Material provided |
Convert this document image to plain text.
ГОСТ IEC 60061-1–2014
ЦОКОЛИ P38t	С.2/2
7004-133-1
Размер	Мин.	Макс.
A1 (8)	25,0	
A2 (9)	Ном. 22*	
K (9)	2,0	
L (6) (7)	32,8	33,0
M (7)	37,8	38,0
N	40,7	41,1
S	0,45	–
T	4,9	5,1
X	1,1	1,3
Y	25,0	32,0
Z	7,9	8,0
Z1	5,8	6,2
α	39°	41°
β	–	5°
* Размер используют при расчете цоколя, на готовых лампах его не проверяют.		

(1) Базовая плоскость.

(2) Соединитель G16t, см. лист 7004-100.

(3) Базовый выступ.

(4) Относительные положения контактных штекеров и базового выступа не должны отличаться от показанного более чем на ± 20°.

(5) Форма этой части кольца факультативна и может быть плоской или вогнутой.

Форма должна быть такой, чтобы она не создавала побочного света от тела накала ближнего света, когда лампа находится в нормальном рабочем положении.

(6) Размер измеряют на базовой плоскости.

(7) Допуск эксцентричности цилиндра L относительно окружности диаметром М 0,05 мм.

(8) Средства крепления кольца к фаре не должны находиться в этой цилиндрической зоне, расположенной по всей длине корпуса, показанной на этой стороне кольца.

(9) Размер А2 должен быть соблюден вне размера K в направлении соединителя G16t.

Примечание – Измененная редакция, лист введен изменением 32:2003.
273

What you need to do | Retype every entry above, word for word.

Response below |
Convert this document image to plain text.
ГОСТ IEC 60061-1–2014
ЦОКОЛИ P38t	С.2/2
7004-133-1
Размер	Мин.	Макс.
A1 (8)	25,0	
A2 (9)	Ном. 22*	
K (9)	2,0	
L (6) (7)	32,8	33,0
M (7)	37,8	38,0
N	40,7	41,1
S	0,45	–
T	4,9	5,1
X	1,1	1,3
Y	25,0	32,0
Z	7,9	8,0
Z1	5,8	6,2
α	39°	41°
β	–	5°
* Размер используют при расчете цоколя, на готовых лампах его не проверяют.		

(1) Базовая плоскость.

(2) Соединитель G16t, см. лист 7004-100.

(3) Базовый выступ.

(4) Относительные положения контактных штекеров и базового выступа не должны отличаться от показанного более чем на ± 20°.

(5) Форма этой части кольца факультативна и может быть плоской или вогнутой.

Форма должна быть такой, чтобы она не создавала побочного света от тела накала ближнего света, когда лампа находится в нормальном рабочем положении.

(6) Размер измеряют на базовой плоскости.

(7) Допуск эксцентричности цилиндра L относительно окружности диаметром М 0,05 мм.

(8) Средства крепления кольца к фаре не должны находиться в этой цилиндрической зоне, расположенной по всей длине корпуса, показанной на этой стороне кольца.

(9) Размер А2 должен быть соблюден вне размера K в направлении соединителя G16t.

Примечание – Измененная редакция, лист введен изменением 32:2003.
273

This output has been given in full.